## BEGIN LISTED RECORDS

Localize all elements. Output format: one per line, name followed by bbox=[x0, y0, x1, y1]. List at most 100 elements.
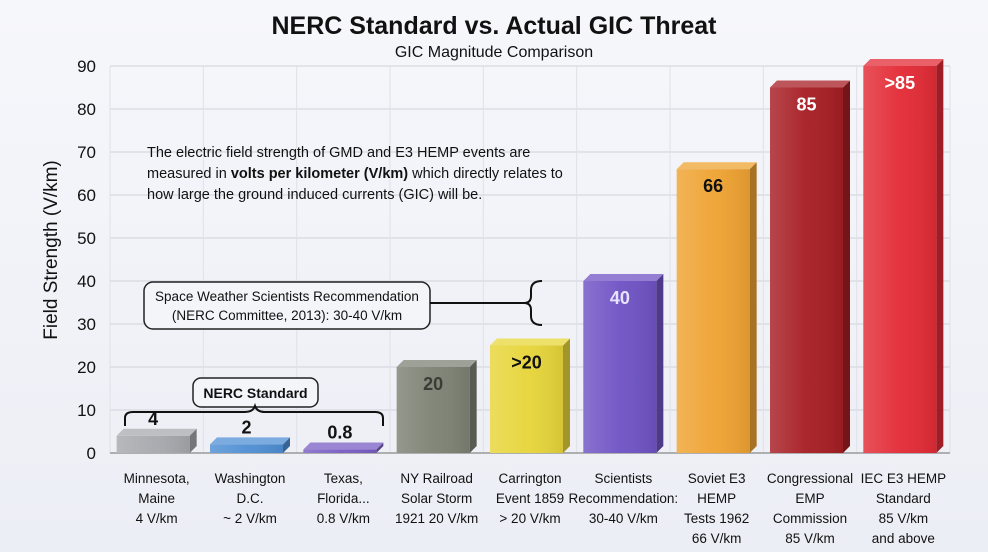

## END LISTED RECORDS
## BEGIN LISTED RECORDS

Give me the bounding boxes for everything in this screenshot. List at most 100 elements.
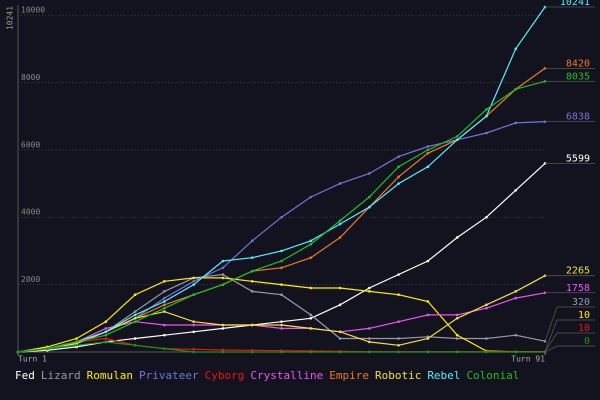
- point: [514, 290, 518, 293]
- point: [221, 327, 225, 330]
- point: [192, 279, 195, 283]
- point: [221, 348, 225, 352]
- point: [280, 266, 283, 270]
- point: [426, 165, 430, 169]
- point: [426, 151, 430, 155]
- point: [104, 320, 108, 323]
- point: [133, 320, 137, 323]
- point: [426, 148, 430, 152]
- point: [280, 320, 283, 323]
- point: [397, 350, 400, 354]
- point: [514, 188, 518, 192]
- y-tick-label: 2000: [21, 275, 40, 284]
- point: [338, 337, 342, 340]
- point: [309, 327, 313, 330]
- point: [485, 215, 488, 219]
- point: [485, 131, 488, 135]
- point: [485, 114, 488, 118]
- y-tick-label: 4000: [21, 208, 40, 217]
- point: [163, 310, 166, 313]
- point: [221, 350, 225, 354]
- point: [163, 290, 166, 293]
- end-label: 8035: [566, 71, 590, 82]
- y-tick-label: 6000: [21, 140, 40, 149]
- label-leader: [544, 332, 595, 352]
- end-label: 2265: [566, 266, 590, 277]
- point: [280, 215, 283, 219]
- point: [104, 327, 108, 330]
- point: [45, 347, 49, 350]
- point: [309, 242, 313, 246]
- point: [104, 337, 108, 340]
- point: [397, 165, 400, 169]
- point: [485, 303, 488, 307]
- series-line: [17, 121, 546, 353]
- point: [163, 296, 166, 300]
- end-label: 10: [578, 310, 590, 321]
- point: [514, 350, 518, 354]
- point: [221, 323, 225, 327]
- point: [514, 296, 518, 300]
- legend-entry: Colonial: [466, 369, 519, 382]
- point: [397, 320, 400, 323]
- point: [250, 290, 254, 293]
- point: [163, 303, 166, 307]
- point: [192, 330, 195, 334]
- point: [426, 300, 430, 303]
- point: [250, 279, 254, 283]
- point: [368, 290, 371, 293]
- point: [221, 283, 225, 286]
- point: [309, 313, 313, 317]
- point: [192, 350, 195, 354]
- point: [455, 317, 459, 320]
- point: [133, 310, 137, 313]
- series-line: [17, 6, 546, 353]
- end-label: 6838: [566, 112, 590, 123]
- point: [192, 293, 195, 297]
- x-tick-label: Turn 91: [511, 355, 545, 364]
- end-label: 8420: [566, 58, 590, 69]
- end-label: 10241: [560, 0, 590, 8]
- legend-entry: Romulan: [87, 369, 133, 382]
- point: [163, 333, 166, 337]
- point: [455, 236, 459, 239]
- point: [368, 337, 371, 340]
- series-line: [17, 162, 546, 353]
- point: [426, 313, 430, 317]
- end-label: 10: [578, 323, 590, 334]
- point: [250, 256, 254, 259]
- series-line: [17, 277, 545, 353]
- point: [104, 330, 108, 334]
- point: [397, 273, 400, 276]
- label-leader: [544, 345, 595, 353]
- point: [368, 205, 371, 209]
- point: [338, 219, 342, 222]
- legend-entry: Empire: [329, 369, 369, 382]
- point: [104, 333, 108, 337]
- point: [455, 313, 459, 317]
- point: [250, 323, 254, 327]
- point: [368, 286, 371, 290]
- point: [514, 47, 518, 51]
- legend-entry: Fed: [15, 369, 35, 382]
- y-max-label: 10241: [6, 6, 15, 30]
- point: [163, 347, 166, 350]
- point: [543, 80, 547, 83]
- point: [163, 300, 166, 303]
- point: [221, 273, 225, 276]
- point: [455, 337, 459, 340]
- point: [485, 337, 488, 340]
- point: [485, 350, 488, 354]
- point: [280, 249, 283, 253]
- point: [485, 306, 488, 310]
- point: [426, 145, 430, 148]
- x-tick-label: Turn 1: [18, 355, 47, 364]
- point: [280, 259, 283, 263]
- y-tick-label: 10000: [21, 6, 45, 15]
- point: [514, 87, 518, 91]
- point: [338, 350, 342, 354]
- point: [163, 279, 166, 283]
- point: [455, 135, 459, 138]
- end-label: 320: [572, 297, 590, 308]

## END LISTED RECORDS

Copy the records above word for word, beginning with the line that contains "Give me the" and continuing through the line that contains "- point: [514, 188, 518, 192]", both lines included. Leave the pictures out.

OUTPUT FOR THIS EXERCISE:
Give me the bounding boxes for everything in this screenshot. List at most 100 elements.
- point: [514, 290, 518, 293]
- point: [221, 327, 225, 330]
- point: [192, 279, 195, 283]
- point: [221, 348, 225, 352]
- point: [280, 266, 283, 270]
- point: [426, 165, 430, 169]
- point: [426, 151, 430, 155]
- point: [104, 320, 108, 323]
- point: [133, 320, 137, 323]
- point: [426, 148, 430, 152]
- point: [280, 320, 283, 323]
- point: [397, 350, 400, 354]
- point: [514, 188, 518, 192]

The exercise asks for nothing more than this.